Part of a data file:
>>>

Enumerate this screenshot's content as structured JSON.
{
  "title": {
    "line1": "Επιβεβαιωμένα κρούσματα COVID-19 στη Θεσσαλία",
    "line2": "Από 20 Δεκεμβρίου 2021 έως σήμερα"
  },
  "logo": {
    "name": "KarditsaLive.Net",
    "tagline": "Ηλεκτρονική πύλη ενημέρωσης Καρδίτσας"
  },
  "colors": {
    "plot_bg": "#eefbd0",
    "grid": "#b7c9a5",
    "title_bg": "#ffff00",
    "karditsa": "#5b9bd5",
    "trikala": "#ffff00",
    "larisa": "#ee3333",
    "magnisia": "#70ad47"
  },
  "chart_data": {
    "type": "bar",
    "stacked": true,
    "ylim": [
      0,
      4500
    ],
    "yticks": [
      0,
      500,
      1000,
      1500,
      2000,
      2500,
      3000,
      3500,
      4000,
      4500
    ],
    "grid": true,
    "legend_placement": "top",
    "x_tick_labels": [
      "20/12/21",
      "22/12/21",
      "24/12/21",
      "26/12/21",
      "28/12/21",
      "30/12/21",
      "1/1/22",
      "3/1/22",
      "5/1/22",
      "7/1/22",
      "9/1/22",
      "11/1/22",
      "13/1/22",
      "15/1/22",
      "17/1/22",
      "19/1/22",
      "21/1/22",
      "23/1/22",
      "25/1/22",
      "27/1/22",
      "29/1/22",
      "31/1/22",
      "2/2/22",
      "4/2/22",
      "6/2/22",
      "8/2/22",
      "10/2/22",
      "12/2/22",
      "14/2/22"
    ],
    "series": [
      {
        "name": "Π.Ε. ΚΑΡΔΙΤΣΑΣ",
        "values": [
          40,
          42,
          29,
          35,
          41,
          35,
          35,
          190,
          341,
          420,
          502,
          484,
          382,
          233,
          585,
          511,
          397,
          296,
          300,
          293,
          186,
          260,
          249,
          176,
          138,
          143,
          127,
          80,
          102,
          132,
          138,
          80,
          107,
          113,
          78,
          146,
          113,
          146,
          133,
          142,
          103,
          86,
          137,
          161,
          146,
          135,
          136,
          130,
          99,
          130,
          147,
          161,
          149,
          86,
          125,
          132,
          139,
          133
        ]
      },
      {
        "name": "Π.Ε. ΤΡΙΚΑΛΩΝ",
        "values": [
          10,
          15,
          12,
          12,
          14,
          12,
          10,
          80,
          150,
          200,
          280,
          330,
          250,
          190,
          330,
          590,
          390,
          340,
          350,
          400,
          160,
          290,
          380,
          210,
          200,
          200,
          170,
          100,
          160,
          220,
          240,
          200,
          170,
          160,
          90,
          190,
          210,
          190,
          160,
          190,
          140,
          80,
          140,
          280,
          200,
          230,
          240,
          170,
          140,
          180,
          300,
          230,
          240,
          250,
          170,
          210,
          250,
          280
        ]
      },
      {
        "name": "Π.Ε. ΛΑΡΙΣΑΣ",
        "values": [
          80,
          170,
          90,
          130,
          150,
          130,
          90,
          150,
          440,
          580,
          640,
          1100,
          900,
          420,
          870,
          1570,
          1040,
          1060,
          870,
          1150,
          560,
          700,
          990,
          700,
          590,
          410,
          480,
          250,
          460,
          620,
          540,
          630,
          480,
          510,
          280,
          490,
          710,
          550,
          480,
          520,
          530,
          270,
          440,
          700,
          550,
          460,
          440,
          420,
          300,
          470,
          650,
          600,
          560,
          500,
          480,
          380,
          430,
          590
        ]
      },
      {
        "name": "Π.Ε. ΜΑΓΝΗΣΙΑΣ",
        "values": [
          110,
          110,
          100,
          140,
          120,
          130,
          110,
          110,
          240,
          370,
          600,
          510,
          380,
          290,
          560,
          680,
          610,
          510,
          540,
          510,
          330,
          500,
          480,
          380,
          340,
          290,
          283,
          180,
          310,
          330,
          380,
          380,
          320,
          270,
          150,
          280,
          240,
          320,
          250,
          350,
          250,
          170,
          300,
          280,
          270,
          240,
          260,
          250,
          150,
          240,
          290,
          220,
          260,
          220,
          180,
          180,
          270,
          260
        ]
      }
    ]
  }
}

<<<

What this task involves - Gather all lines of the records that include the word "name".

Solved exercise -
    "name": "KarditsaLive.Net",
        "name": "Π.Ε. ΚΑΡΔΙΤΣΑΣ",
        "name": "Π.Ε. ΤΡΙΚΑΛΩΝ",
        "name": "Π.Ε. ΛΑΡΙΣΑΣ",
        "name": "Π.Ε. ΜΑΓΝΗΣΙΑΣ",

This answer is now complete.